* Aim *
Your task is to transcribe all of the records exactly and leave out the pictures.
-- begin --
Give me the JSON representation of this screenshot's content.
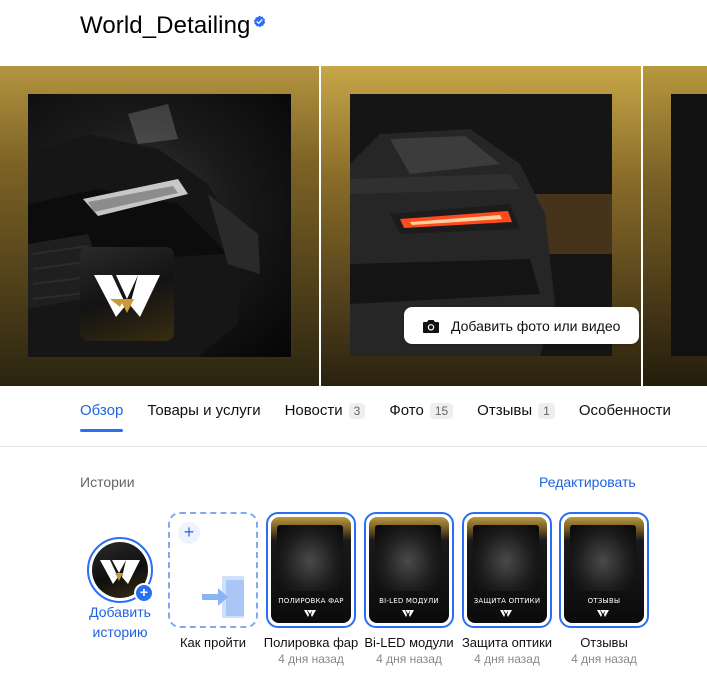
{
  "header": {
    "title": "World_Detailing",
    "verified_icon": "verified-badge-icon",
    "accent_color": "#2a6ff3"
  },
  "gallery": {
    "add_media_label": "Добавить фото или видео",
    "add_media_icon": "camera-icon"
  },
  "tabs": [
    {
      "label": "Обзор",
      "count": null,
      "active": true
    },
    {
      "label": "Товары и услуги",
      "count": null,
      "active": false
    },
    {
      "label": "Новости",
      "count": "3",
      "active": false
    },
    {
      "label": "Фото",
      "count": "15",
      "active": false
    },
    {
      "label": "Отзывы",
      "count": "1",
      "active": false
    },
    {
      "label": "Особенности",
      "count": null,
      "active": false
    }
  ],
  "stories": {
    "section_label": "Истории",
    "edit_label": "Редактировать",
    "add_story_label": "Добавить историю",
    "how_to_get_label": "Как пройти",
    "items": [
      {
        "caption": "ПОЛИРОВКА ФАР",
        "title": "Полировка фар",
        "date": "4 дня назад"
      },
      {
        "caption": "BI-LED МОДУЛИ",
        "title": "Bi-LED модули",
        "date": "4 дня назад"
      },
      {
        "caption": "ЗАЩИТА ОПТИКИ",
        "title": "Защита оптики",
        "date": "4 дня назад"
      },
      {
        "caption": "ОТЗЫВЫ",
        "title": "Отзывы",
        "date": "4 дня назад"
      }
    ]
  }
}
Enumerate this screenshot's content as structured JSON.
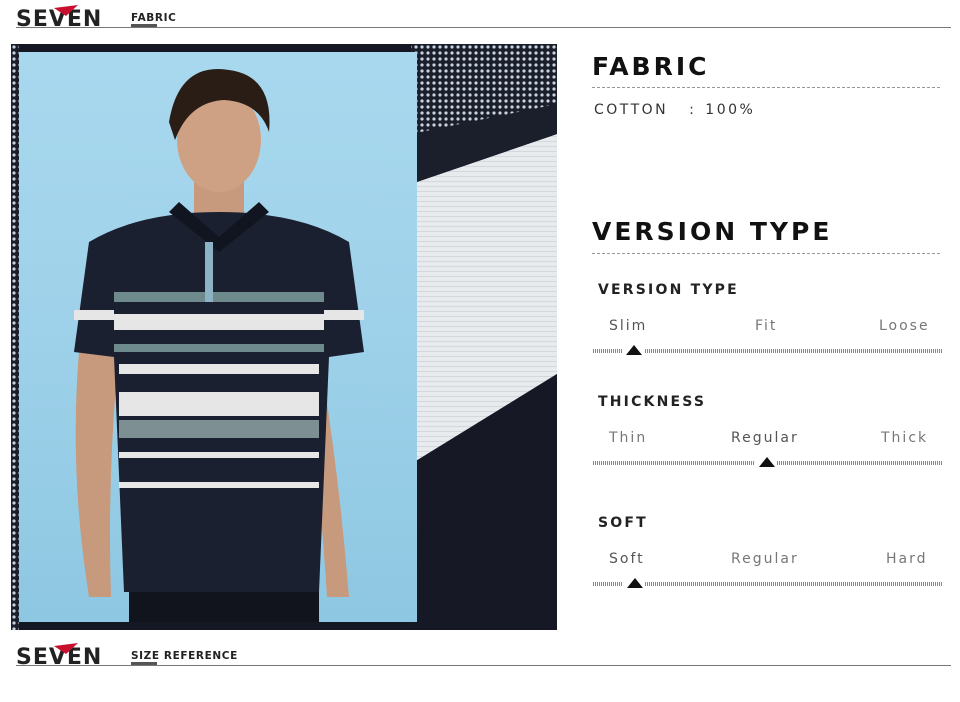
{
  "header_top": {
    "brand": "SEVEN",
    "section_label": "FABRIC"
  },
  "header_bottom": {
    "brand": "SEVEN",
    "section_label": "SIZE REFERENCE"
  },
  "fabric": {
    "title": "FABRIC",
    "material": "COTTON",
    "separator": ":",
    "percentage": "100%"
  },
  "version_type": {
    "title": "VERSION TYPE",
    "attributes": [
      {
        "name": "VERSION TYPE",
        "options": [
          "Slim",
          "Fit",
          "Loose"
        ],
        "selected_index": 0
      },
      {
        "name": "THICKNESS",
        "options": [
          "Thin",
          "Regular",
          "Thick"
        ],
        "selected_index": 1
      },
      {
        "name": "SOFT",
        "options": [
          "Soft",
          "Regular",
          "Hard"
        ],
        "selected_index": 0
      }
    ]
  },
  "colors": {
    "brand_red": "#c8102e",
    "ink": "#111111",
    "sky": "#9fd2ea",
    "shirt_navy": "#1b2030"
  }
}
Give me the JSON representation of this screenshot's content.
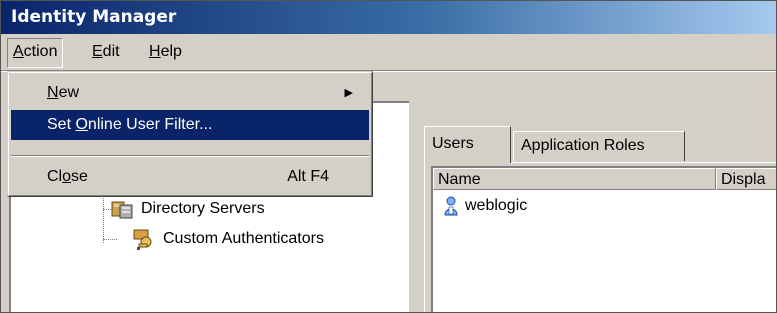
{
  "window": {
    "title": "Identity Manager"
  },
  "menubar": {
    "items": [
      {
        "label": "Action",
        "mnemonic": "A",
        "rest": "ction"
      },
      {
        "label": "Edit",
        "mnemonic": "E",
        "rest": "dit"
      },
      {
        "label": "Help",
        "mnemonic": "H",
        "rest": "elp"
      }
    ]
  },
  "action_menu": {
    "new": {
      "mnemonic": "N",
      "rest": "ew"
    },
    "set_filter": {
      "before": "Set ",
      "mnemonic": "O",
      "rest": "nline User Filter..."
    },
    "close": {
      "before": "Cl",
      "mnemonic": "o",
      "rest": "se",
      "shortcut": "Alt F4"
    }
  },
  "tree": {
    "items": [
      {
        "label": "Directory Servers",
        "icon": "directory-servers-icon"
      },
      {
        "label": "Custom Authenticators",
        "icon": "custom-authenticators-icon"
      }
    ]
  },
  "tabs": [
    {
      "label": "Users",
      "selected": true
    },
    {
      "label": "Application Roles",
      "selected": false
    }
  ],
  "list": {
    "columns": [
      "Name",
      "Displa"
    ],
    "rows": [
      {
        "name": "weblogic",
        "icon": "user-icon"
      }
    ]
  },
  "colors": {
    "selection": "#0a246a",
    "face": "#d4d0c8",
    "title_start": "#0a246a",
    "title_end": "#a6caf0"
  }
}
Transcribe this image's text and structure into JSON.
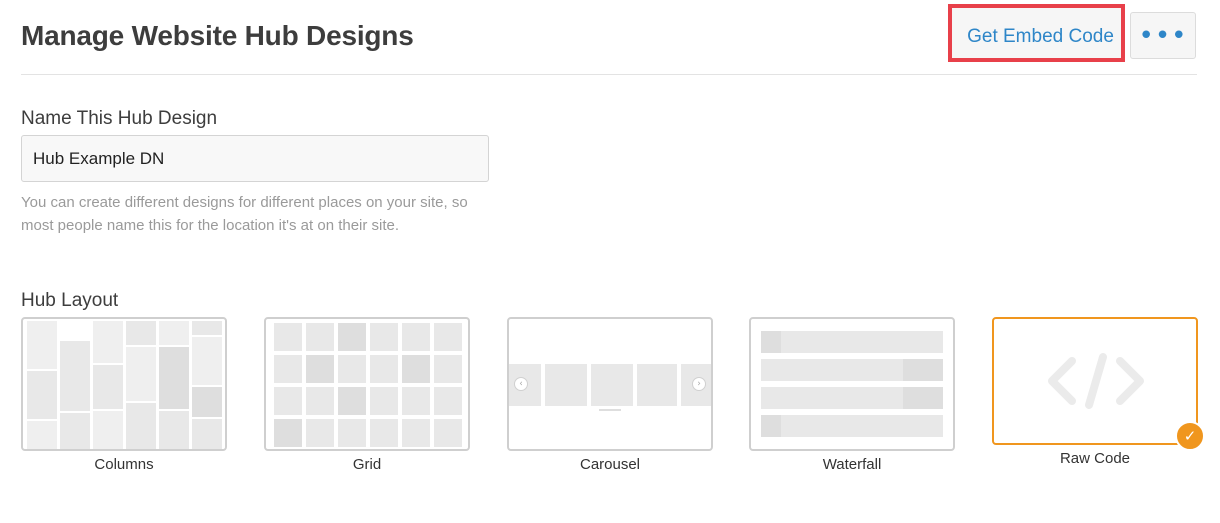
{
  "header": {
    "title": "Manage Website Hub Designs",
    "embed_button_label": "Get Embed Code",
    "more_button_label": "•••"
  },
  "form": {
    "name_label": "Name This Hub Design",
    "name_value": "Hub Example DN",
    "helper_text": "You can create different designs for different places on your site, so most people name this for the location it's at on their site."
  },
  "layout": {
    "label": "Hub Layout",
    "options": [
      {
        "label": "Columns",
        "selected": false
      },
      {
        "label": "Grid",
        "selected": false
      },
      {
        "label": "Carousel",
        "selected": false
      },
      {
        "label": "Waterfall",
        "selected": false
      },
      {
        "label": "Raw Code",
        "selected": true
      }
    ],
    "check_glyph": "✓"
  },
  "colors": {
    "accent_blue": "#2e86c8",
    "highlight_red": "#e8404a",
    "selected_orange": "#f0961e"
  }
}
-- end --
* Full output *
Give me the JSON representation of this screenshot's content.
{
  "header": {
    "title": "World_Detailing",
    "verified_icon": "verified-badge-icon",
    "accent_color": "#2a6ff3"
  },
  "gallery": {
    "add_media_label": "Добавить фото или видео",
    "add_media_icon": "camera-icon"
  },
  "tabs": [
    {
      "label": "Обзор",
      "count": null,
      "active": true
    },
    {
      "label": "Товары и услуги",
      "count": null,
      "active": false
    },
    {
      "label": "Новости",
      "count": "3",
      "active": false
    },
    {
      "label": "Фото",
      "count": "15",
      "active": false
    },
    {
      "label": "Отзывы",
      "count": "1",
      "active": false
    },
    {
      "label": "Особенности",
      "count": null,
      "active": false
    }
  ],
  "stories": {
    "section_label": "Истории",
    "edit_label": "Редактировать",
    "add_story_label": "Добавить историю",
    "how_to_get_label": "Как пройти",
    "items": [
      {
        "caption": "ПОЛИРОВКА ФАР",
        "title": "Полировка фар",
        "date": "4 дня назад"
      },
      {
        "caption": "BI-LED МОДУЛИ",
        "title": "Bi-LED модули",
        "date": "4 дня назад"
      },
      {
        "caption": "ЗАЩИТА ОПТИКИ",
        "title": "Защита оптики",
        "date": "4 дня назад"
      },
      {
        "caption": "ОТЗЫВЫ",
        "title": "Отзывы",
        "date": "4 дня назад"
      }
    ]
  }
}
Enumerate this screenshot's content as structured JSON.
{
  "header_top": {
    "brand": "SEVEN",
    "section_label": "FABRIC"
  },
  "header_bottom": {
    "brand": "SEVEN",
    "section_label": "SIZE REFERENCE"
  },
  "fabric": {
    "title": "FABRIC",
    "material": "COTTON",
    "separator": ":",
    "percentage": "100%"
  },
  "version_type": {
    "title": "VERSION TYPE",
    "attributes": [
      {
        "name": "VERSION TYPE",
        "options": [
          "Slim",
          "Fit",
          "Loose"
        ],
        "selected_index": 0
      },
      {
        "name": "THICKNESS",
        "options": [
          "Thin",
          "Regular",
          "Thick"
        ],
        "selected_index": 1
      },
      {
        "name": "SOFT",
        "options": [
          "Soft",
          "Regular",
          "Hard"
        ],
        "selected_index": 0
      }
    ]
  },
  "colors": {
    "brand_red": "#c8102e",
    "ink": "#111111",
    "sky": "#9fd2ea",
    "shirt_navy": "#1b2030"
  }
}
Give me the JSON representation of this screenshot's content.
{
  "window": {
    "title": "Identity Manager"
  },
  "menubar": {
    "items": [
      {
        "label": "Action",
        "mnemonic": "A",
        "rest": "ction"
      },
      {
        "label": "Edit",
        "mnemonic": "E",
        "rest": "dit"
      },
      {
        "label": "Help",
        "mnemonic": "H",
        "rest": "elp"
      }
    ]
  },
  "action_menu": {
    "new": {
      "mnemonic": "N",
      "rest": "ew"
    },
    "set_filter": {
      "before": "Set ",
      "mnemonic": "O",
      "rest": "nline User Filter..."
    },
    "close": {
      "before": "Cl",
      "mnemonic": "o",
      "rest": "se",
      "shortcut": "Alt F4"
    }
  },
  "tree": {
    "items": [
      {
        "label": "Directory Servers",
        "icon": "directory-servers-icon"
      },
      {
        "label": "Custom Authenticators",
        "icon": "custom-authenticators-icon"
      }
    ]
  },
  "tabs": [
    {
      "label": "Users",
      "selected": true
    },
    {
      "label": "Application Roles",
      "selected": false
    }
  ],
  "list": {
    "columns": [
      "Name",
      "Displa"
    ],
    "rows": [
      {
        "name": "weblogic",
        "icon": "user-icon"
      }
    ]
  },
  "colors": {
    "selection": "#0a246a",
    "face": "#d4d0c8",
    "title_start": "#0a246a",
    "title_end": "#a6caf0"
  }
}
Transcribe this image's text and structure into JSON.
{
  "header": {
    "title": "Manage Website Hub Designs",
    "embed_button_label": "Get Embed Code",
    "more_button_label": "•••"
  },
  "form": {
    "name_label": "Name This Hub Design",
    "name_value": "Hub Example DN",
    "helper_text": "You can create different designs for different places on your site, so most people name this for the location it's at on their site."
  },
  "layout": {
    "label": "Hub Layout",
    "options": [
      {
        "label": "Columns",
        "selected": false
      },
      {
        "label": "Grid",
        "selected": false
      },
      {
        "label": "Carousel",
        "selected": false
      },
      {
        "label": "Waterfall",
        "selected": false
      },
      {
        "label": "Raw Code",
        "selected": true
      }
    ],
    "check_glyph": "✓"
  },
  "colors": {
    "accent_blue": "#2e86c8",
    "highlight_red": "#e8404a",
    "selected_orange": "#f0961e"
  }
}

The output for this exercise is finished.